● **GOAL**:
Tally the lines in the following entries that include the word "Data"; state only the total.
################
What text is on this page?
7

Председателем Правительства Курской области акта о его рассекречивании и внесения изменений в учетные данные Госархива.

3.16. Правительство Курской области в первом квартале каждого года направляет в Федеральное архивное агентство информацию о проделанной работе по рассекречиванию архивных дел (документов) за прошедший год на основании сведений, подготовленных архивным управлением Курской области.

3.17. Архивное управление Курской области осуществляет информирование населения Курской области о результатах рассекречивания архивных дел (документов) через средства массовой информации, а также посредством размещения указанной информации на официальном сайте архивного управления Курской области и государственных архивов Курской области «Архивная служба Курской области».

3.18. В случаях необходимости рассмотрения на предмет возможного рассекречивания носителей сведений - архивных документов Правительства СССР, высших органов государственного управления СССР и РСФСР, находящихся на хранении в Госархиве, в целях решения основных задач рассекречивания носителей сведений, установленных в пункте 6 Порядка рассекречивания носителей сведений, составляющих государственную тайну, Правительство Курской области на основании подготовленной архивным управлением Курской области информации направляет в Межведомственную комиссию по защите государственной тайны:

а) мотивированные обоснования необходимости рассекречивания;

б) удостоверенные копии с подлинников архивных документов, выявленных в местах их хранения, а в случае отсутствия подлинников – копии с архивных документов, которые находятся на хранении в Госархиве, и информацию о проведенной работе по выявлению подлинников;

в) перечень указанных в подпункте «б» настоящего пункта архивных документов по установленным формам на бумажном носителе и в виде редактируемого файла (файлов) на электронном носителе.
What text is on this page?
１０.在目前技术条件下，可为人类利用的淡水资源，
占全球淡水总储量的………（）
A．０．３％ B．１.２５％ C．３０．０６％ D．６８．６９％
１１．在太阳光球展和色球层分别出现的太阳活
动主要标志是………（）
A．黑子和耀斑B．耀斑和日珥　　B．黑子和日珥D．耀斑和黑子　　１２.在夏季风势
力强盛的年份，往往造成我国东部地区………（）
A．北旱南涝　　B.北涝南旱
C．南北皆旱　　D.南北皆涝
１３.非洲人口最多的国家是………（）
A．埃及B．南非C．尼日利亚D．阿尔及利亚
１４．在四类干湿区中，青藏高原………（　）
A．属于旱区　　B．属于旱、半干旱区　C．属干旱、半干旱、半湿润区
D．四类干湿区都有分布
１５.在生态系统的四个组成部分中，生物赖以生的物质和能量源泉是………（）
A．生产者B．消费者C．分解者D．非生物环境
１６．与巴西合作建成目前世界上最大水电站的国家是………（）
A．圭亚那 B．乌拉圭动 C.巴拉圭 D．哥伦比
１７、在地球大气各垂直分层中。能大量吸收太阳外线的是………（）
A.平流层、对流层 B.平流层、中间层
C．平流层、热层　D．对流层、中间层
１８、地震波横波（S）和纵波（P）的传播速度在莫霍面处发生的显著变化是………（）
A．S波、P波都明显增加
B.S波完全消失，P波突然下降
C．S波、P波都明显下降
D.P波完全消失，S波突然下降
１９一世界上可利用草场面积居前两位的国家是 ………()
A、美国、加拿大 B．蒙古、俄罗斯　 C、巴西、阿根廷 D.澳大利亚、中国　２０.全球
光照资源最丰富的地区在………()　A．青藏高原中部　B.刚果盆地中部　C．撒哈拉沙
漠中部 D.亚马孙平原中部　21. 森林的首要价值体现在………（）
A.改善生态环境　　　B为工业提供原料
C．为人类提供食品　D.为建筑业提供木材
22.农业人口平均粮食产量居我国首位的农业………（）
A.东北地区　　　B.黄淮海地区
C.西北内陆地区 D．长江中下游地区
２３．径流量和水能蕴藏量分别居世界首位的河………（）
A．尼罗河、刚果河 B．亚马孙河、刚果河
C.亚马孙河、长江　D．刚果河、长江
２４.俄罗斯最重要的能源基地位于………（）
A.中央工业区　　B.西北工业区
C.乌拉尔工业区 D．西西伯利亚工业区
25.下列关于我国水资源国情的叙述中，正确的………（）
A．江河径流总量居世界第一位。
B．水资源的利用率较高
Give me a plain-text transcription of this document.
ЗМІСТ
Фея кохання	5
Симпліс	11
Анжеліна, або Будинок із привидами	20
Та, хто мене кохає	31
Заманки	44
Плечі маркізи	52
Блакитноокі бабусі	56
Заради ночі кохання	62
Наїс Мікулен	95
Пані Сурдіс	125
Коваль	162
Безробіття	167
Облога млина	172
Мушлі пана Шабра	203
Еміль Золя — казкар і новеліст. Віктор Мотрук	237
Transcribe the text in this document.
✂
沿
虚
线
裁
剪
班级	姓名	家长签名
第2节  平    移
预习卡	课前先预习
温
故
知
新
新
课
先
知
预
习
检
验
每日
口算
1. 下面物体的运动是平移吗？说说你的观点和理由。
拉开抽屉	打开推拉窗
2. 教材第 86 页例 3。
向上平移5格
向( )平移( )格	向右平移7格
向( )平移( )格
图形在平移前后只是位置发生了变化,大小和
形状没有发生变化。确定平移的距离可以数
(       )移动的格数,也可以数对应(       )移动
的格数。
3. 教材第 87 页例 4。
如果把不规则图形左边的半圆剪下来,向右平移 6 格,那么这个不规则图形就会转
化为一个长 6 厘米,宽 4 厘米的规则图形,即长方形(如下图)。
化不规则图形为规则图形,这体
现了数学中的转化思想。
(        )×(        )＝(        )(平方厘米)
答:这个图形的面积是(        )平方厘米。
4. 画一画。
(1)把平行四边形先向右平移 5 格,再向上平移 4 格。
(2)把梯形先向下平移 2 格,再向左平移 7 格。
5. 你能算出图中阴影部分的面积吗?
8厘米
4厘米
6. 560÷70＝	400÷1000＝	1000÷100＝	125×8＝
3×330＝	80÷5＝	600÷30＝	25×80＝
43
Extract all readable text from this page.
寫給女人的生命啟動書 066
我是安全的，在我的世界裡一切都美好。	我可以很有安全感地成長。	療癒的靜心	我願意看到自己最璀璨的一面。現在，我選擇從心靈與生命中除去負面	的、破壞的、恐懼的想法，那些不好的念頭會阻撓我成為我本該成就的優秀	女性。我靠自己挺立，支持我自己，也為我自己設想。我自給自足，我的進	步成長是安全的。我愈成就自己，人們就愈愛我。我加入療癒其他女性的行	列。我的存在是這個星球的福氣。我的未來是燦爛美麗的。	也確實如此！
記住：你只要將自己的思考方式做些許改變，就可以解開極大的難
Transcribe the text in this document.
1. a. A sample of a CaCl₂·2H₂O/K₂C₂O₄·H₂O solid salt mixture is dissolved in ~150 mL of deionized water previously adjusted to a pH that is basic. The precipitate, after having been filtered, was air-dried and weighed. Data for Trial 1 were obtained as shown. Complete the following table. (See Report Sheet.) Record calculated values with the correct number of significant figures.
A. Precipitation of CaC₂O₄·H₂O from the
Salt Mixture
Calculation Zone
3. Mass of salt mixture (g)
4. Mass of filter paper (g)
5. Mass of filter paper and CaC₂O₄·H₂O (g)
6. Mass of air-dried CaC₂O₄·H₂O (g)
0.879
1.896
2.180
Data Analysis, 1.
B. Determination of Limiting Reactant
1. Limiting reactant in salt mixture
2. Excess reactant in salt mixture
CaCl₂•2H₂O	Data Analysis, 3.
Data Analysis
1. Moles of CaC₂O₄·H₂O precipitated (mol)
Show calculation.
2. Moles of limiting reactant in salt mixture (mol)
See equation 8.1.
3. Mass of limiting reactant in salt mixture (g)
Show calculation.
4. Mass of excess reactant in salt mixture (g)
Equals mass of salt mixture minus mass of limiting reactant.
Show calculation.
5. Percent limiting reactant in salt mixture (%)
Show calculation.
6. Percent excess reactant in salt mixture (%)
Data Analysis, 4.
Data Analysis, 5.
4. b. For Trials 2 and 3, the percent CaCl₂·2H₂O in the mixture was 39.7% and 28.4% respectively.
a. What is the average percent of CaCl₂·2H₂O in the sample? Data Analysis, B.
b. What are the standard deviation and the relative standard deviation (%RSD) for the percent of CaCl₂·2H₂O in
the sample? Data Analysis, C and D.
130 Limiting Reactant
################
● **EXPECTED ANSWER**:
8